Each line of the listing must be transcribed exactly, except for the images, which should be excluded.
----- EXTRACTED ENTRIES -----
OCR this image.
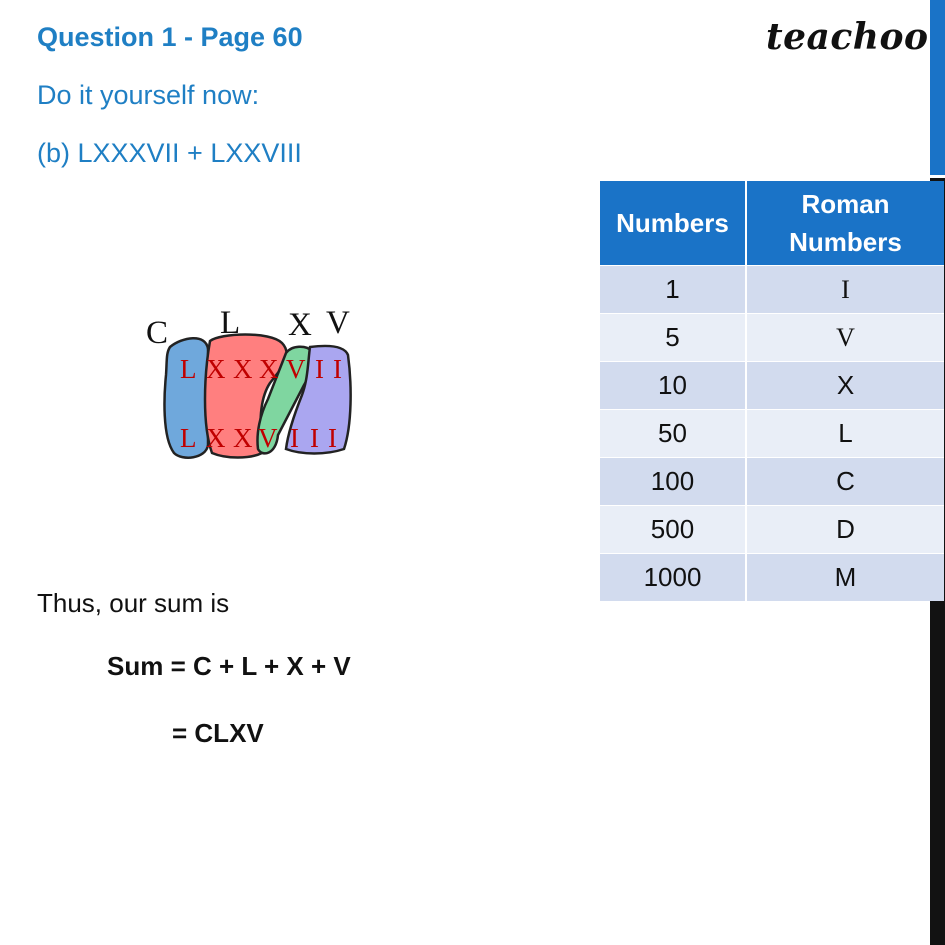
Question 1 - Page 60
Do it yourself now:
(b) LXXXVII + LXXVIII
teachoo
C L X V
L X X X V I I
L X X V I I I
Numbers	Roman Numbers
1	I
5	V
10	X
50	L
100	C
500	D
1000	M
Thus, our sum is
Sum = C + L + X + V
= CLXV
-----
### [EXERCISE OUTPUT]
OCR this image.
Question 1 - Page 60
Do it yourself now:
(b) LXXXVII + LXXVIII
teachoo
C L X V
L X X X V I I
L X X V I I I
Numbers	Roman Numbers
1	I
5	V
10	X
50	L
100	C
500	D
1000	M
Thus, our sum is
Sum = C + L + X + V
= CLXV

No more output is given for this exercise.